BEGIN MATERIALS PROVIDED
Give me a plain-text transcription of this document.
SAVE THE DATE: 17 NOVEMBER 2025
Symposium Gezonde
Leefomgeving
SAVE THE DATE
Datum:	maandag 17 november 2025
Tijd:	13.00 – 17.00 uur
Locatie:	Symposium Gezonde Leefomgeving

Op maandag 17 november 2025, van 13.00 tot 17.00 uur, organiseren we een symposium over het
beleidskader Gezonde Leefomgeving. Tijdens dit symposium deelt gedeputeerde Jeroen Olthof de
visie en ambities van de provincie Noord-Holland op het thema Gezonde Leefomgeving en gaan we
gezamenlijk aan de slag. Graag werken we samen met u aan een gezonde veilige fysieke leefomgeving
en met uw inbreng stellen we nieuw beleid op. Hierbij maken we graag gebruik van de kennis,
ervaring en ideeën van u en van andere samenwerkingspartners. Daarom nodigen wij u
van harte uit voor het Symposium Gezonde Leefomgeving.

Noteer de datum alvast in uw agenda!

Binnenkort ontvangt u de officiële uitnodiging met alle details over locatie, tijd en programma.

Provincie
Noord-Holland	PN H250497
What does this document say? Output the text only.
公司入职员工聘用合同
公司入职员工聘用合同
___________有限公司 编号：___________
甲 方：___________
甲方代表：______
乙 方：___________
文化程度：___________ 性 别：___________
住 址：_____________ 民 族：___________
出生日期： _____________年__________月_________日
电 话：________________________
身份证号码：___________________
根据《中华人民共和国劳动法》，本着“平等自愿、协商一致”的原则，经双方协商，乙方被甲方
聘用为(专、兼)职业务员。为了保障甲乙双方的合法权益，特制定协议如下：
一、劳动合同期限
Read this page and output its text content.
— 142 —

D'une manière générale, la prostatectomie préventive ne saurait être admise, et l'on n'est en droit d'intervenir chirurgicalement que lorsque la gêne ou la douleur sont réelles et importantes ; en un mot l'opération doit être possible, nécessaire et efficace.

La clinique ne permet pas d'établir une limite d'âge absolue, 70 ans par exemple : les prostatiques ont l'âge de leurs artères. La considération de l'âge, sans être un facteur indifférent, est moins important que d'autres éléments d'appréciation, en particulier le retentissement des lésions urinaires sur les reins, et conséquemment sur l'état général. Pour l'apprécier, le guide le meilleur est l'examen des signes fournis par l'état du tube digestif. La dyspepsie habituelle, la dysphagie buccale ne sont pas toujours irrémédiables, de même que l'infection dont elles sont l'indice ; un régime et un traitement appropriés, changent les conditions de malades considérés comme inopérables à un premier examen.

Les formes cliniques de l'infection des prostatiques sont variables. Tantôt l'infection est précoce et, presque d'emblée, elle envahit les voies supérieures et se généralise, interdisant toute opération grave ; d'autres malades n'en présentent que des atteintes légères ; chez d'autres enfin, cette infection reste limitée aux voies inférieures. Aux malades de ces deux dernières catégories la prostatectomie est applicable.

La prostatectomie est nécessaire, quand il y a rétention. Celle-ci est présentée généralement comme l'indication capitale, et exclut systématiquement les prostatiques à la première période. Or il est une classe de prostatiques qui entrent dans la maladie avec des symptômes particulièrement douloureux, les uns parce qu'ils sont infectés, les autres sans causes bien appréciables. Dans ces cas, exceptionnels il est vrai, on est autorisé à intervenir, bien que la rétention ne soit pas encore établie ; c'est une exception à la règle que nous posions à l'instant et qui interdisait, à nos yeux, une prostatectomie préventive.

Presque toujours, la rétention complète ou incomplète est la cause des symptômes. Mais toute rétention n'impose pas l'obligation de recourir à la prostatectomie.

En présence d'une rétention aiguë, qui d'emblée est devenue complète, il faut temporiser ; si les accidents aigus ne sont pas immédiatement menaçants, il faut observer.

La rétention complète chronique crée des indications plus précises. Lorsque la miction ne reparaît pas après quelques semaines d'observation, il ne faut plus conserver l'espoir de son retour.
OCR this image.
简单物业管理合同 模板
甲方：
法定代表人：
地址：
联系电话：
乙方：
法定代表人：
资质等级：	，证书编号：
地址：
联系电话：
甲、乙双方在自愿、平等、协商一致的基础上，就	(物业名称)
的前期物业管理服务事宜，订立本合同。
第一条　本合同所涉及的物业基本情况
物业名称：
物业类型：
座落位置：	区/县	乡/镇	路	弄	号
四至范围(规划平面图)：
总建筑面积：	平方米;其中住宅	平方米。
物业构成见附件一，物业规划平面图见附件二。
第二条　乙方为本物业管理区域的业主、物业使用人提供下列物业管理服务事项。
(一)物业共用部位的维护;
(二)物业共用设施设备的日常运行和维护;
END MATERIALS PROVIDED
- EXERCISE REQUIREMENTS
The records above should be returned exactly.

- RESULT OF THIS EXERCISE
Give me a plain-text transcription of this document.
SAVE THE DATE: 17 NOVEMBER 2025
Symposium Gezonde
Leefomgeving
SAVE THE DATE
Datum:	maandag 17 november 2025
Tijd:	13.00 – 17.00 uur
Locatie:	Symposium Gezonde Leefomgeving

Op maandag 17 november 2025, van 13.00 tot 17.00 uur, organiseren we een symposium over het
beleidskader Gezonde Leefomgeving. Tijdens dit symposium deelt gedeputeerde Jeroen Olthof de
visie en ambities van de provincie Noord-Holland op het thema Gezonde Leefomgeving en gaan we
gezamenlijk aan de slag. Graag werken we samen met u aan een gezonde veilige fysieke leefomgeving
en met uw inbreng stellen we nieuw beleid op. Hierbij maken we graag gebruik van de kennis,
ervaring en ideeën van u en van andere samenwerkingspartners. Daarom nodigen wij u
van harte uit voor het Symposium Gezonde Leefomgeving.

Noteer de datum alvast in uw agenda!

Binnenkort ontvangt u de officiële uitnodiging met alle details over locatie, tijd en programma.

Provincie
Noord-Holland	PN H250497
What does this document say? Output the text only.
公司入职员工聘用合同
公司入职员工聘用合同
___________有限公司 编号：___________
甲 方：___________
甲方代表：______
乙 方：___________
文化程度：___________ 性 别：___________
住 址：_____________ 民 族：___________
出生日期： _____________年__________月_________日
电 话：________________________
身份证号码：___________________
根据《中华人民共和国劳动法》，本着“平等自愿、协商一致”的原则，经双方协商，乙方被甲方
聘用为(专、兼)职业务员。为了保障甲乙双方的合法权益，特制定协议如下：
一、劳动合同期限
Read this page and output its text content.
— 142 —

D'une manière générale, la prostatectomie préventive ne saurait être admise, et l'on n'est en droit d'intervenir chirurgicalement que lorsque la gêne ou la douleur sont réelles et importantes ; en un mot l'opération doit être possible, nécessaire et efficace.

La clinique ne permet pas d'établir une limite d'âge absolue, 70 ans par exemple : les prostatiques ont l'âge de leurs artères. La considération de l'âge, sans être un facteur indifférent, est moins important que d'autres éléments d'appréciation, en particulier le retentissement des lésions urinaires sur les reins, et conséquemment sur l'état général. Pour l'apprécier, le guide le meilleur est l'examen des signes fournis par l'état du tube digestif. La dyspepsie habituelle, la dysphagie buccale ne sont pas toujours irrémédiables, de même que l'infection dont elles sont l'indice ; un régime et un traitement appropriés, changent les conditions de malades considérés comme inopérables à un premier examen.

Les formes cliniques de l'infection des prostatiques sont variables. Tantôt l'infection est précoce et, presque d'emblée, elle envahit les voies supérieures et se généralise, interdisant toute opération grave ; d'autres malades n'en présentent que des atteintes légères ; chez d'autres enfin, cette infection reste limitée aux voies inférieures. Aux malades de ces deux dernières catégories la prostatectomie est applicable.

La prostatectomie est nécessaire, quand il y a rétention. Celle-ci est présentée généralement comme l'indication capitale, et exclut systématiquement les prostatiques à la première période. Or il est une classe de prostatiques qui entrent dans la maladie avec des symptômes particulièrement douloureux, les uns parce qu'ils sont infectés, les autres sans causes bien appréciables. Dans ces cas, exceptionnels il est vrai, on est autorisé à intervenir, bien que la rétention ne soit pas encore établie ; c'est une exception à la règle que nous posions à l'instant et qui interdisait, à nos yeux, une prostatectomie préventive.

Presque toujours, la rétention complète ou incomplète est la cause des symptômes. Mais toute rétention n'impose pas l'obligation de recourir à la prostatectomie.

En présence d'une rétention aiguë, qui d'emblée est devenue complète, il faut temporiser ; si les accidents aigus ne sont pas immédiatement menaçants, il faut observer.

La rétention complète chronique crée des indications plus précises. Lorsque la miction ne reparaît pas après quelques semaines d'observation, il ne faut plus conserver l'espoir de son retour.
OCR this image.
简单物业管理合同 模板
甲方：
法定代表人：
地址：
联系电话：
乙方：
法定代表人：
资质等级：	，证书编号：
地址：
联系电话：
甲、乙双方在自愿、平等、协商一致的基础上，就	(物业名称)
的前期物业管理服务事宜，订立本合同。
第一条　本合同所涉及的物业基本情况
物业名称：
物业类型：
座落位置：	区/县	乡/镇	路	弄	号
四至范围(规划平面图)：
总建筑面积：	平方米;其中住宅	平方米。
物业构成见附件一，物业规划平面图见附件二。
第二条　乙方为本物业管理区域的业主、物业使用人提供下列物业管理服务事项。
(一)物业共用部位的维护;
(二)物业共用设施设备的日常运行和维护;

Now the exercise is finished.